++++ TEXT

Sole Proprietor’s Mechanics Lien OK Where Lien Recorded in His Own Name (Instead of Business Name) – IL Court

 

While the money damages involved in Gerlick v. Powroznik (2017 IL App (1st) 153424-U) is low, the unpublished case provides some useful bullet points governing construction disputes.  Chief among them include what constitutes substantial performance, the recovery of contractual “extras,” and the standards governing attorney fee awards under Illinois’s mechanics lien statute.

The plaintiff swimming pool installer sued the homeowner defendants when they failed to fully pay for the finished pool.  The homeowners claimed they were justified in short-paying the plaintiff due to drainage and other mechanical problems.

After a bench trial, the court entered judgment for the pool installer for just over $20K and denied his claim for attorneys’ fees under the Act.  Both parties appealed; the plaintiff appealed the denial of attorneys’ fees while the defendants appealed the underlying judgment.

Held: Affirmed

Reasons:

A breach of contract plaintiff in the construction setting must prove it performed in a reasonably workmanlike manner.  In finding the plaintiff sufficiently performed, the Court rejected the homeowners’ argument that plaintiff failed to install two drains.  The Court viewed drain installation as both ancillary to the main thrust of the contract and not feasible with the specific pool model (the King Shallow) furnished by the plaintiff.

The Court also affirmed the trial court’s mechanic’s lien judgment for the contractor.  In Illinois, a mechanics lien claimant must establish (1) a valid contract between the lien claimant and property owner (or an agent of the owner), (2) to furnish labor, services or materials, and (3) the claimant performed or had a valid excuse of non-performance.  (¶ 37)

A contractor doesn’t have to perform flawlessly to avail itself of the mechanics’ lien remedy: all that’s required is he perform the main parts of a contract in a workmanlike manner.  Where a contractor substantially performs, he can enforce his lien up to the amount of work performed with a reduction for the cost of any corrections to his work.

The owners first challenged the plaintiff’s mechanics’ lien as facially defective.  The lien listed plaintiff (his first and last name) as the claimant while the underlying contract identified only the plaintiff’s business name (“Installation Services & Coolestpools.com”) as the contracting party.  The Court viewed this discrepancy as trivial since a sole proprietorship or d/b/a has no legal identity separate from its operating individual.  As a consequence, plaintiff’s use of a fictitious business name was not enough to invalidate the mechanic’s lien.

The Court also affirmed the trial court’s denial of plaintiff’s claim for extra work in the amount of $4,200.  A contractor can recover “extras” to the contract where (1) the extra work performed or materials furnished were outside the scope of the contract, (2) the extras were furnished at owner’s request, (3) the owner, by words or conduct, agreed to compensate the contractor for the extra work, (4) the contractor did not perform the extra work voluntarily, and (5) the extra work was not necessary through the fault of the contractor.

++++++++

> _WHAT IS BEING ASKED_: Decide whether each statement below agrees with the text about Gerlick v. Powroznik. Answer yes or no for each, and quote the words of the text that settle it. (a) The trial court granted the pool installer's claim for attorneys' fees. (b) The contract named only the plaintiff's business name as the contracting party. (c) On appeal, the Court reversed the denial of the $4,200 claim for extra work.

++++ MATERIAL

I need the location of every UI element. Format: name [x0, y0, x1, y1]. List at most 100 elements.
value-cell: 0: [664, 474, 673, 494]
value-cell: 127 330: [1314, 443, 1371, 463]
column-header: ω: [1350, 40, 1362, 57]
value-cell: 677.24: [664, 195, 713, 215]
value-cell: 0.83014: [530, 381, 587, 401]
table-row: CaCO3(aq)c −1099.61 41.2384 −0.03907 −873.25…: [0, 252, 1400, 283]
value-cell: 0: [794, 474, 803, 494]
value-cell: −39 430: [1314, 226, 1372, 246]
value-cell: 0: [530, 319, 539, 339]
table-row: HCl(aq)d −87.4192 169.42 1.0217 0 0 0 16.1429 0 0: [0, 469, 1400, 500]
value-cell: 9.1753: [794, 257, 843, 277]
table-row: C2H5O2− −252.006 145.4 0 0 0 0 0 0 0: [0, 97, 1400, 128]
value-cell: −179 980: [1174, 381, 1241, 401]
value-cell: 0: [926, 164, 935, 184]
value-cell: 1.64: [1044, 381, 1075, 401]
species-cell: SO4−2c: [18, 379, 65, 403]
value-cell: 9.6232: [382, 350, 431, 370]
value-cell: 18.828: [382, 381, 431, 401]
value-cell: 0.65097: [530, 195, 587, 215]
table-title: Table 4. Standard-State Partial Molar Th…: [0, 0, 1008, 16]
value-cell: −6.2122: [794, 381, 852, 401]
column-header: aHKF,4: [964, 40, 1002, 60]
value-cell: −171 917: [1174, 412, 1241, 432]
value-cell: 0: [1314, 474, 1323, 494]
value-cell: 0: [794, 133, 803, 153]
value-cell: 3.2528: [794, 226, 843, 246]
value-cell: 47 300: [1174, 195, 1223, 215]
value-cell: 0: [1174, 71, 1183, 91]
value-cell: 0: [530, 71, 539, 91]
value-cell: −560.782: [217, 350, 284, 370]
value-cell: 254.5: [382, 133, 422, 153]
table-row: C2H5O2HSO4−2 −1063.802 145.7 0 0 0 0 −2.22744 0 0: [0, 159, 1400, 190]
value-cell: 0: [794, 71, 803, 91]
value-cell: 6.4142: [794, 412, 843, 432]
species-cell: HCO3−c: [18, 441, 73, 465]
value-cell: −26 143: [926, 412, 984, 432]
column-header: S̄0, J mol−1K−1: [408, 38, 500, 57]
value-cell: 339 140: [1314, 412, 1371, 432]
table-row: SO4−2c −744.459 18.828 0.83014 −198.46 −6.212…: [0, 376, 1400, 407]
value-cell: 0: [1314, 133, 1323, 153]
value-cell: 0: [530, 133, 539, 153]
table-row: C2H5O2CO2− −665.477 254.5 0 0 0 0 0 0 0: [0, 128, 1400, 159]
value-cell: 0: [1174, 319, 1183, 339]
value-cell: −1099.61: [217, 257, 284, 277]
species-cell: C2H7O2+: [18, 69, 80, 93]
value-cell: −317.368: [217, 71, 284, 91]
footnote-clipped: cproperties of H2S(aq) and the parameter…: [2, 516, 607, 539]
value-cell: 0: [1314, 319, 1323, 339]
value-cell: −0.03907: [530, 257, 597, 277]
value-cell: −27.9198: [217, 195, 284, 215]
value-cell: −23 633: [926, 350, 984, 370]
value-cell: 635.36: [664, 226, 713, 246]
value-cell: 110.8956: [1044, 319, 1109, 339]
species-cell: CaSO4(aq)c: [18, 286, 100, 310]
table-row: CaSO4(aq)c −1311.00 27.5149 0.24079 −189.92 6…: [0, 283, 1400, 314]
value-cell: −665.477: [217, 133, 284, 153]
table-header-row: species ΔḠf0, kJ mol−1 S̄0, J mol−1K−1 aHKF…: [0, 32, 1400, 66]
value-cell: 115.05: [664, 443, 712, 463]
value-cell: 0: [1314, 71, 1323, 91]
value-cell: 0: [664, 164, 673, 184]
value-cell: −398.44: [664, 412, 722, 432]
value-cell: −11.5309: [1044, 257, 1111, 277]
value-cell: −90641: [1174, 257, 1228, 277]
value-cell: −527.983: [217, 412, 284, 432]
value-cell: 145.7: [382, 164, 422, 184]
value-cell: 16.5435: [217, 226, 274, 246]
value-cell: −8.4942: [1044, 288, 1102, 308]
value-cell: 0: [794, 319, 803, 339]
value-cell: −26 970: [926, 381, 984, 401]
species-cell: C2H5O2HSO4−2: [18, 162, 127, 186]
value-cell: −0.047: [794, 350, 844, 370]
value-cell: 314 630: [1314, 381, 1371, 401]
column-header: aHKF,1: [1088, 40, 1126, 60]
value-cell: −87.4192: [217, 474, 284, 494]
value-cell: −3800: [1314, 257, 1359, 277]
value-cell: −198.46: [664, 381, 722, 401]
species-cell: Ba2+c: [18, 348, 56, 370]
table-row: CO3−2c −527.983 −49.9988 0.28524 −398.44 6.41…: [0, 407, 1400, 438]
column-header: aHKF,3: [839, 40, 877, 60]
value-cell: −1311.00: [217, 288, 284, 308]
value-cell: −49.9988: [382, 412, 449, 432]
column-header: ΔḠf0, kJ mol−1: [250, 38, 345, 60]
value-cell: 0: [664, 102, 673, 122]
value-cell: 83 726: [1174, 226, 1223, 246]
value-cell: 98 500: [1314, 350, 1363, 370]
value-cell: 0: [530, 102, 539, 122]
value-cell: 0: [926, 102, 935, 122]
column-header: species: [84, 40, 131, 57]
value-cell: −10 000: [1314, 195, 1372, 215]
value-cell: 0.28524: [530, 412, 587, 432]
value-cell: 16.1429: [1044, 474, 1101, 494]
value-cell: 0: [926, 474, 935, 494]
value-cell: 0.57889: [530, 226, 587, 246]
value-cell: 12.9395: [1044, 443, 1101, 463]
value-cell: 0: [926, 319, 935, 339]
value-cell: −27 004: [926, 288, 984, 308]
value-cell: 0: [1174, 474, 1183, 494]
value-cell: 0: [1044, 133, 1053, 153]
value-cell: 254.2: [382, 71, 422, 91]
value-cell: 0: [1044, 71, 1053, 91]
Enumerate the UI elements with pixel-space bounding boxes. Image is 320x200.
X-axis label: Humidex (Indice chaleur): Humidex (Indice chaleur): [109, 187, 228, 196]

++++++++

> _CORRECT OUTPUT_:
(a) No: "denied his claim for attorneys’ fees under the Act"
(b) Yes: "the underlying contract identified only the plaintiff’s business name (“Installation Services & Coolestpools.com”) as the contracting party"
(c) No: "The Court also affirmed the trial court’s denial of plaintiff’s claim for extra work in the amount of $4,200."